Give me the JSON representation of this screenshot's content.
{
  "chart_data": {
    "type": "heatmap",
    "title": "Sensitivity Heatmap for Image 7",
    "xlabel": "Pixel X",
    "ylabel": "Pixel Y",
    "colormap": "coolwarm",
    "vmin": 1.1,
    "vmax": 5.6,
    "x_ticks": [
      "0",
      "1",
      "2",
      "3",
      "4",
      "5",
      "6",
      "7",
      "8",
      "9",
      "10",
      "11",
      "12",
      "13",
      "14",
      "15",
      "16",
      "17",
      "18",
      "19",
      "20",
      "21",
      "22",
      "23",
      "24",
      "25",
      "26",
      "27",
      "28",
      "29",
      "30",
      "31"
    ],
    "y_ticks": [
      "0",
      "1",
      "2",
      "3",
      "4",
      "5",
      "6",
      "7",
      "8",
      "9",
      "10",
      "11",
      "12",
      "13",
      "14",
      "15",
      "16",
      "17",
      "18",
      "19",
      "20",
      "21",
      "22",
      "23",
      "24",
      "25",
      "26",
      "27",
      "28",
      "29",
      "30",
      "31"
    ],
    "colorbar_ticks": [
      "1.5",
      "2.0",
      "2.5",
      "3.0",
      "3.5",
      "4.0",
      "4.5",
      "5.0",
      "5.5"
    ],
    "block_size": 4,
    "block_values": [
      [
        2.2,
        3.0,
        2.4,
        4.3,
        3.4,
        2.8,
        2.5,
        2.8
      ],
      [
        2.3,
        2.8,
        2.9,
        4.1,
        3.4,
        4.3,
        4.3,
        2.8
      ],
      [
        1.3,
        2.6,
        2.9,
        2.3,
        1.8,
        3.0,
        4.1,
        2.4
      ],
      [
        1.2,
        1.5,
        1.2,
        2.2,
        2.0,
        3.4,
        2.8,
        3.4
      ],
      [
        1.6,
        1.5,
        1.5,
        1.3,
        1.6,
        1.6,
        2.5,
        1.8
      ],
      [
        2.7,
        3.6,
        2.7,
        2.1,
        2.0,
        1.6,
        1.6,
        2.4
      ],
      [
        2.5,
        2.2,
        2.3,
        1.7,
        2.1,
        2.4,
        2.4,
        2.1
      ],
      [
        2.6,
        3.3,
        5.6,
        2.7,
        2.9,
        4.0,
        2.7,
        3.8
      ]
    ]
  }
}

========================================================================

> [Task brief]:
Repeat each record in full; every line must match exactly.

> [Task solution]:
Give me the JSON representation of this screenshot's content.
{
  "chart_data": {
    "type": "heatmap",
    "title": "Sensitivity Heatmap for Image 7",
    "xlabel": "Pixel X",
    "ylabel": "Pixel Y",
    "colormap": "coolwarm",
    "vmin": 1.1,
    "vmax": 5.6,
    "x_ticks": [
      "0",
      "1",
      "2",
      "3",
      "4",
      "5",
      "6",
      "7",
      "8",
      "9",
      "10",
      "11",
      "12",
      "13",
      "14",
      "15",
      "16",
      "17",
      "18",
      "19",
      "20",
      "21",
      "22",
      "23",
      "24",
      "25",
      "26",
      "27",
      "28",
      "29",
      "30",
      "31"
    ],
    "y_ticks": [
      "0",
      "1",
      "2",
      "3",
      "4",
      "5",
      "6",
      "7",
      "8",
      "9",
      "10",
      "11",
      "12",
      "13",
      "14",
      "15",
      "16",
      "17",
      "18",
      "19",
      "20",
      "21",
      "22",
      "23",
      "24",
      "25",
      "26",
      "27",
      "28",
      "29",
      "30",
      "31"
    ],
    "colorbar_ticks": [
      "1.5",
      "2.0",
      "2.5",
      "3.0",
      "3.5",
      "4.0",
      "4.5",
      "5.0",
      "5.5"
    ],
    "block_size": 4,
    "block_values": [
      [
        2.2,
        3.0,
        2.4,
        4.3,
        3.4,
        2.8,
        2.5,
        2.8
      ],
      [
        2.3,
        2.8,
        2.9,
        4.1,
        3.4,
        4.3,
        4.3,
        2.8
      ],
      [
        1.3,
        2.6,
        2.9,
        2.3,
        1.8,
        3.0,
        4.1,
        2.4
      ],
      [
        1.2,
        1.5,
        1.2,
        2.2,
        2.0,
        3.4,
        2.8,
        3.4
      ],
      [
        1.6,
        1.5,
        1.5,
        1.3,
        1.6,
        1.6,
        2.5,
        1.8
      ],
      [
        2.7,
        3.6,
        2.7,
        2.1,
        2.0,
        1.6,
        1.6,
        2.4
      ],
      [
        2.5,
        2.2,
        2.3,
        1.7,
        2.1,
        2.4,
        2.4,
        2.1
      ],
      [
        2.6,
        3.3,
        5.6,
        2.7,
        2.9,
        4.0,
        2.7,
        3.8
      ]
    ]
  }
}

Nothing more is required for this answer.